Dataset items ->
══════

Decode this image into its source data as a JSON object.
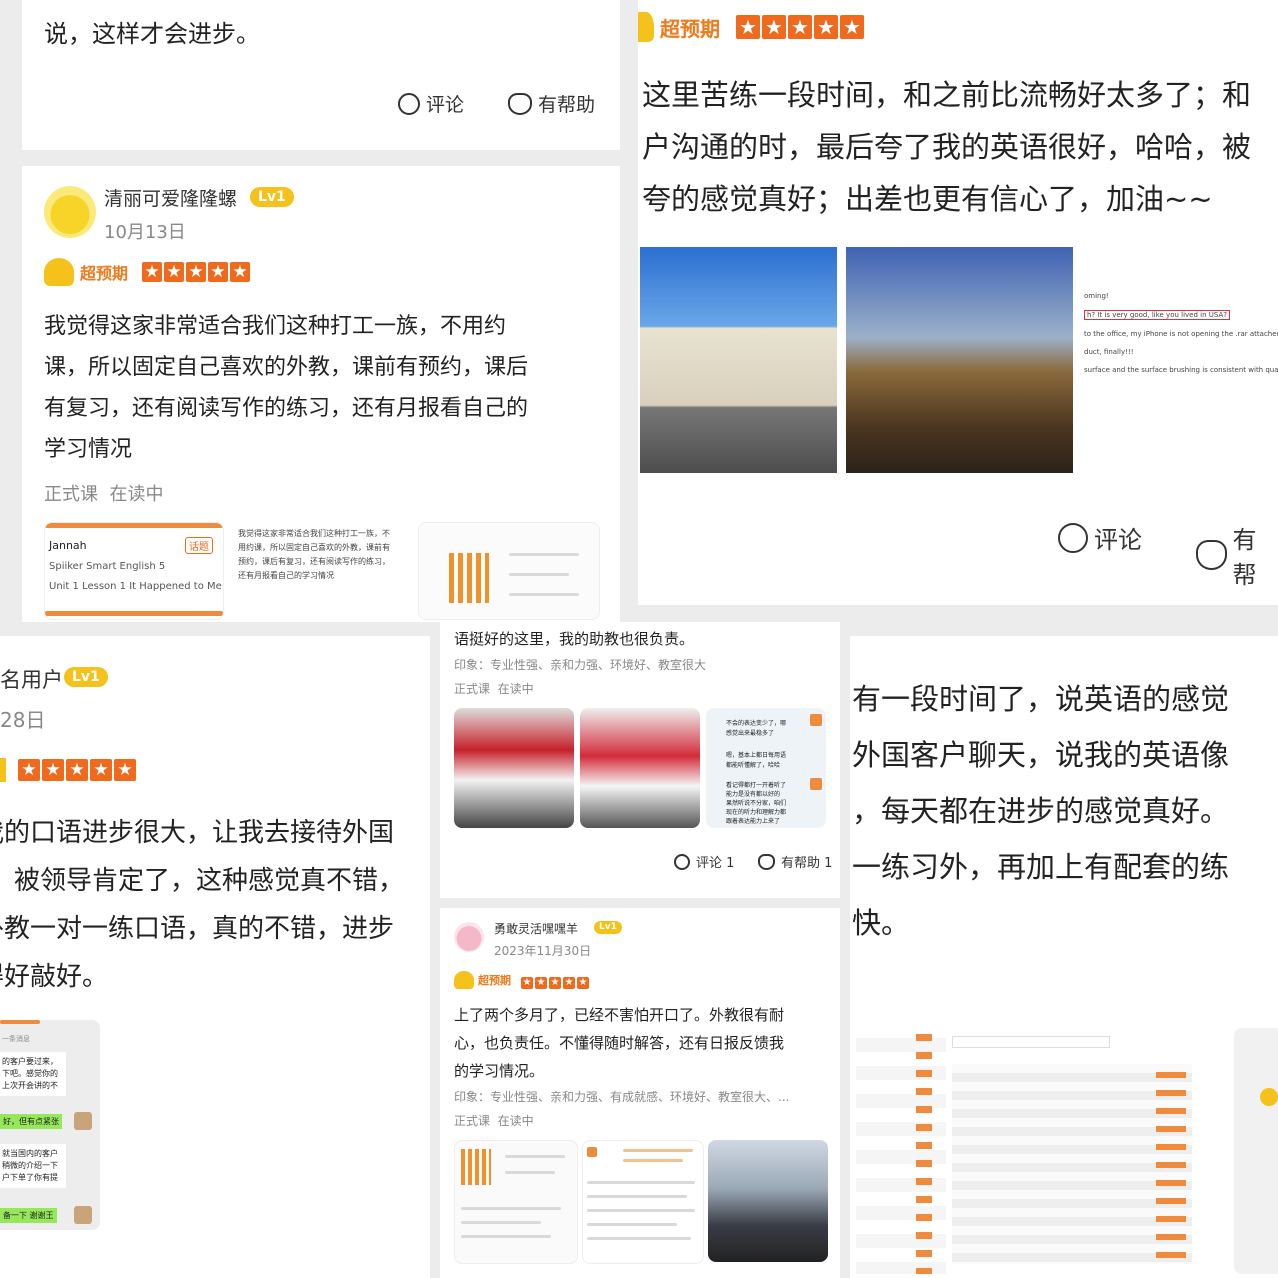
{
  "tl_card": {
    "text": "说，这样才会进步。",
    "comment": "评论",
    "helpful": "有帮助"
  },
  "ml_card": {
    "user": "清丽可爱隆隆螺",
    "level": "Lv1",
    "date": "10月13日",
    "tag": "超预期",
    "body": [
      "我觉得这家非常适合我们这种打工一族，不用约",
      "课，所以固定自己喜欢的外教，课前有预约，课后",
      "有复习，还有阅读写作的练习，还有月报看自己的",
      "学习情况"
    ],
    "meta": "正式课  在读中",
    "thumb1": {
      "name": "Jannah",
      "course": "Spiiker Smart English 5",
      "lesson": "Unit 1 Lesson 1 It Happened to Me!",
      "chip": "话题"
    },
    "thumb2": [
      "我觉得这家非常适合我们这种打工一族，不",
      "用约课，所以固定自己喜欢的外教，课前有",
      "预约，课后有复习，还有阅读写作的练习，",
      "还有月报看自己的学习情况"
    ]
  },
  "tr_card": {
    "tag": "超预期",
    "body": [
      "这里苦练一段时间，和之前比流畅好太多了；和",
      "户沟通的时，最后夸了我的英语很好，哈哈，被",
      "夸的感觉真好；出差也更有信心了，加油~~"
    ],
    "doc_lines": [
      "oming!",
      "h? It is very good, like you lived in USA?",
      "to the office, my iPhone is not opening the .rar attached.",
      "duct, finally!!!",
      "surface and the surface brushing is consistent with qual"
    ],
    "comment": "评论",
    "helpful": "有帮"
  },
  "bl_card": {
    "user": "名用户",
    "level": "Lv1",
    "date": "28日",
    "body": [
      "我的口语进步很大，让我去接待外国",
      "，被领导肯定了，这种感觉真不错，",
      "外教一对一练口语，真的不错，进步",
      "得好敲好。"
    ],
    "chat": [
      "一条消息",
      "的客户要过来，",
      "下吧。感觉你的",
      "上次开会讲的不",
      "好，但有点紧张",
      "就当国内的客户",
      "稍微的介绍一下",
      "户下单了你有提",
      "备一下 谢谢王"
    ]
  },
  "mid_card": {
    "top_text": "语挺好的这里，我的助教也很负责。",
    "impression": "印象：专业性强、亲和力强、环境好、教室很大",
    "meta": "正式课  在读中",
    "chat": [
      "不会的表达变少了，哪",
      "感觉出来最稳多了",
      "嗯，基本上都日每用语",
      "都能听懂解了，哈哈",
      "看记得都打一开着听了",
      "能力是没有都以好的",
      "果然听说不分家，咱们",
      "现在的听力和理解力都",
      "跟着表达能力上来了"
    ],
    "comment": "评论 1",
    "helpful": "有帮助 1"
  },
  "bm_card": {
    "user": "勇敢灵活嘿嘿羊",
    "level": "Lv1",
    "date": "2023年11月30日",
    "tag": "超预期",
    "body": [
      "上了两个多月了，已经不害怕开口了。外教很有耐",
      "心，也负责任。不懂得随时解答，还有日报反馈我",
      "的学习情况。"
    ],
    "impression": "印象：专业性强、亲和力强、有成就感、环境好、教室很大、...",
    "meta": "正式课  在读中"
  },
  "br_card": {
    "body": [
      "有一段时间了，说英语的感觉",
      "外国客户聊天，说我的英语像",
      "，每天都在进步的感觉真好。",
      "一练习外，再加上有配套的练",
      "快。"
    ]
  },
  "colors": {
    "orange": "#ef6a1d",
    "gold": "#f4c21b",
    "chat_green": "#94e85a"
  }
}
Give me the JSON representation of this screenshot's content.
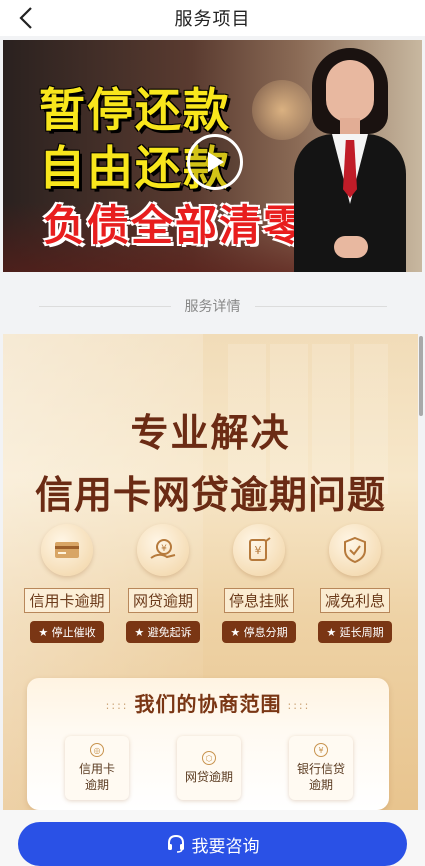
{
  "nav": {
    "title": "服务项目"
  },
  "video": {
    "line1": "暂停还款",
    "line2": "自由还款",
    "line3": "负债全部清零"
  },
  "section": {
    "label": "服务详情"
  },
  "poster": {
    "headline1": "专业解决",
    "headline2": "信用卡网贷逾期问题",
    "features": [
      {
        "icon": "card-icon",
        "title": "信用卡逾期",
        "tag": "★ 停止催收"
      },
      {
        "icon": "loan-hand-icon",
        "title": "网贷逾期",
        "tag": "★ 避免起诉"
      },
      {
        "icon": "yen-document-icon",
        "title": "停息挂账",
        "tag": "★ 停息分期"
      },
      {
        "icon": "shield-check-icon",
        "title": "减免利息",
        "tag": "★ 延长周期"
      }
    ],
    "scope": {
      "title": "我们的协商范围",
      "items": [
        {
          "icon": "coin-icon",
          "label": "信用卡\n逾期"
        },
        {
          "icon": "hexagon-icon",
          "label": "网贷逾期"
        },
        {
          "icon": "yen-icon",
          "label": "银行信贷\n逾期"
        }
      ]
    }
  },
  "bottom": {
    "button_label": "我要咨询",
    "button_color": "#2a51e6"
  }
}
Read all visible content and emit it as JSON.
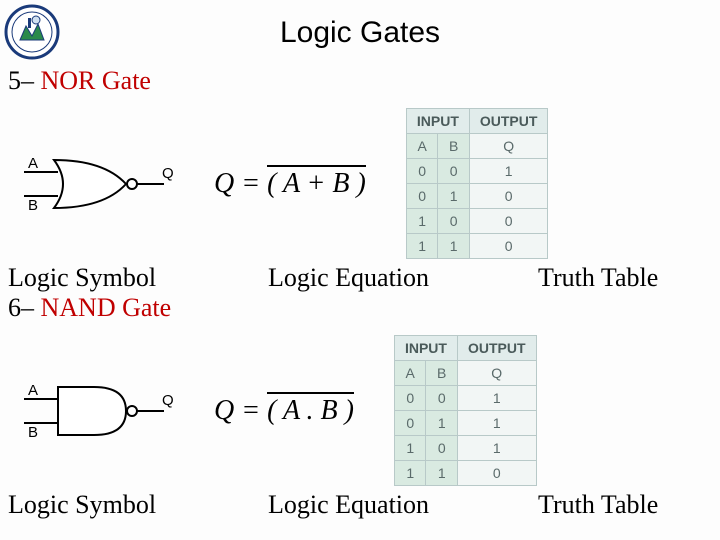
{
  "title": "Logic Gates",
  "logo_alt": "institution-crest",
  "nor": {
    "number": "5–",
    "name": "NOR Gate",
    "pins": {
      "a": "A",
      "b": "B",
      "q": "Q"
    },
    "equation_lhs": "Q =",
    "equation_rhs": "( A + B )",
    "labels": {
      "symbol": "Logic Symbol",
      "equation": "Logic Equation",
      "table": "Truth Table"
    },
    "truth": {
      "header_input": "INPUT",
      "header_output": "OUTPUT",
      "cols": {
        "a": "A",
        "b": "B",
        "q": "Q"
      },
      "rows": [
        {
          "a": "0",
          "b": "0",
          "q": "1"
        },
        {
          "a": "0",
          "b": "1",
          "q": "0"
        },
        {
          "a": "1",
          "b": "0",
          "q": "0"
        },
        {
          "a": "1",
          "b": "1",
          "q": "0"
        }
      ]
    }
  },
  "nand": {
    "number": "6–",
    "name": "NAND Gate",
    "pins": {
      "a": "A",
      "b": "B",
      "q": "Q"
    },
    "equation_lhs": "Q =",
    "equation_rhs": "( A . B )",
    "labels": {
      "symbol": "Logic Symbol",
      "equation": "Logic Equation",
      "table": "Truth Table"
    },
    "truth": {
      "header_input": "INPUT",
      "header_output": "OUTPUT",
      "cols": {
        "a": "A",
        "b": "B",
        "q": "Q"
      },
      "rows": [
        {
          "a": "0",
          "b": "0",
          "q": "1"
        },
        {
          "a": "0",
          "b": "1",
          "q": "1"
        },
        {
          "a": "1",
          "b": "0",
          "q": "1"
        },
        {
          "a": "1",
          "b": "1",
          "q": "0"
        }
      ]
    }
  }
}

══════

WHAT IS ASKED -> Restate the data above word for word. Skip every picture.

EXERCISE OUTPUT ->
Decode this image into its source data as a JSON object.
{
  "tl_card": {
    "text": "说，这样才会进步。",
    "comment": "评论",
    "helpful": "有帮助"
  },
  "ml_card": {
    "user": "清丽可爱隆隆螺",
    "level": "Lv1",
    "date": "10月13日",
    "tag": "超预期",
    "body": [
      "我觉得这家非常适合我们这种打工一族，不用约",
      "课，所以固定自己喜欢的外教，课前有预约，课后",
      "有复习，还有阅读写作的练习，还有月报看自己的",
      "学习情况"
    ],
    "meta": "正式课  在读中",
    "thumb1": {
      "name": "Jannah",
      "course": "Spiiker Smart English 5",
      "lesson": "Unit 1 Lesson 1 It Happened to Me!",
      "chip": "话题"
    },
    "thumb2": [
      "我觉得这家非常适合我们这种打工一族，不",
      "用约课，所以固定自己喜欢的外教，课前有",
      "预约，课后有复习，还有阅读写作的练习，",
      "还有月报看自己的学习情况"
    ]
  },
  "tr_card": {
    "tag": "超预期",
    "body": [
      "这里苦练一段时间，和之前比流畅好太多了；和",
      "户沟通的时，最后夸了我的英语很好，哈哈，被",
      "夸的感觉真好；出差也更有信心了，加油~~"
    ],
    "doc_lines": [
      "oming!",
      "h? It is very good, like you lived in USA?",
      "to the office, my iPhone is not opening the .rar attached.",
      "duct, finally!!!",
      "surface and the surface brushing is consistent with qual"
    ],
    "comment": "评论",
    "helpful": "有帮"
  },
  "bl_card": {
    "user": "名用户",
    "level": "Lv1",
    "date": "28日",
    "body": [
      "我的口语进步很大，让我去接待外国",
      "，被领导肯定了，这种感觉真不错，",
      "外教一对一练口语，真的不错，进步",
      "得好敲好。"
    ],
    "chat": [
      "一条消息",
      "的客户要过来，",
      "下吧。感觉你的",
      "上次开会讲的不",
      "好，但有点紧张",
      "就当国内的客户",
      "稍微的介绍一下",
      "户下单了你有提",
      "备一下 谢谢王"
    ]
  },
  "mid_card": {
    "top_text": "语挺好的这里，我的助教也很负责。",
    "impression": "印象：专业性强、亲和力强、环境好、教室很大",
    "meta": "正式课  在读中",
    "chat": [
      "不会的表达变少了，哪",
      "感觉出来最稳多了",
      "嗯，基本上都日每用语",
      "都能听懂解了，哈哈",
      "看记得都打一开着听了",
      "能力是没有都以好的",
      "果然听说不分家，咱们",
      "现在的听力和理解力都",
      "跟着表达能力上来了"
    ],
    "comment": "评论 1",
    "helpful": "有帮助 1"
  },
  "bm_card": {
    "user": "勇敢灵活嘿嘿羊",
    "level": "Lv1",
    "date": "2023年11月30日",
    "tag": "超预期",
    "body": [
      "上了两个多月了，已经不害怕开口了。外教很有耐",
      "心，也负责任。不懂得随时解答，还有日报反馈我",
      "的学习情况。"
    ],
    "impression": "印象：专业性强、亲和力强、有成就感、环境好、教室很大、...",
    "meta": "正式课  在读中"
  },
  "br_card": {
    "body": [
      "有一段时间了，说英语的感觉",
      "外国客户聊天，说我的英语像",
      "，每天都在进步的感觉真好。",
      "一练习外，再加上有配套的练",
      "快。"
    ]
  },
  "colors": {
    "orange": "#ef6a1d",
    "gold": "#f4c21b",
    "chat_green": "#94e85a"
  }
}
Give me the JSON representation of this screenshot's content.
{
  "nav": {
    "title": "服务项目"
  },
  "video": {
    "line1": "暂停还款",
    "line2": "自由还款",
    "line3": "负债全部清零"
  },
  "section": {
    "label": "服务详情"
  },
  "poster": {
    "headline1": "专业解决",
    "headline2": "信用卡网贷逾期问题",
    "features": [
      {
        "icon": "card-icon",
        "title": "信用卡逾期",
        "tag": "★ 停止催收"
      },
      {
        "icon": "loan-hand-icon",
        "title": "网贷逾期",
        "tag": "★ 避免起诉"
      },
      {
        "icon": "yen-document-icon",
        "title": "停息挂账",
        "tag": "★ 停息分期"
      },
      {
        "icon": "shield-check-icon",
        "title": "减免利息",
        "tag": "★ 延长周期"
      }
    ],
    "scope": {
      "title": "我们的协商范围",
      "items": [
        {
          "icon": "coin-icon",
          "label": "信用卡\n逾期"
        },
        {
          "icon": "hexagon-icon",
          "label": "网贷逾期"
        },
        {
          "icon": "yen-icon",
          "label": "银行信贷\n逾期"
        }
      ]
    }
  },
  "bottom": {
    "button_label": "我要咨询",
    "button_color": "#2a51e6"
  }
}
Read all visible content and emit it as JSON.
{
  "title": "Logic Gates",
  "logo_alt": "institution-crest",
  "nor": {
    "number": "5–",
    "name": "NOR Gate",
    "pins": {
      "a": "A",
      "b": "B",
      "q": "Q"
    },
    "equation_lhs": "Q =",
    "equation_rhs": "( A + B )",
    "labels": {
      "symbol": "Logic Symbol",
      "equation": "Logic Equation",
      "table": "Truth Table"
    },
    "truth": {
      "header_input": "INPUT",
      "header_output": "OUTPUT",
      "cols": {
        "a": "A",
        "b": "B",
        "q": "Q"
      },
      "rows": [
        {
          "a": "0",
          "b": "0",
          "q": "1"
        },
        {
          "a": "0",
          "b": "1",
          "q": "0"
        },
        {
          "a": "1",
          "b": "0",
          "q": "0"
        },
        {
          "a": "1",
          "b": "1",
          "q": "0"
        }
      ]
    }
  },
  "nand": {
    "number": "6–",
    "name": "NAND Gate",
    "pins": {
      "a": "A",
      "b": "B",
      "q": "Q"
    },
    "equation_lhs": "Q =",
    "equation_rhs": "( A . B )",
    "labels": {
      "symbol": "Logic Symbol",
      "equation": "Logic Equation",
      "table": "Truth Table"
    },
    "truth": {
      "header_input": "INPUT",
      "header_output": "OUTPUT",
      "cols": {
        "a": "A",
        "b": "B",
        "q": "Q"
      },
      "rows": [
        {
          "a": "0",
          "b": "0",
          "q": "1"
        },
        {
          "a": "0",
          "b": "1",
          "q": "1"
        },
        {
          "a": "1",
          "b": "0",
          "q": "1"
        },
        {
          "a": "1",
          "b": "1",
          "q": "0"
        }
      ]
    }
  }
}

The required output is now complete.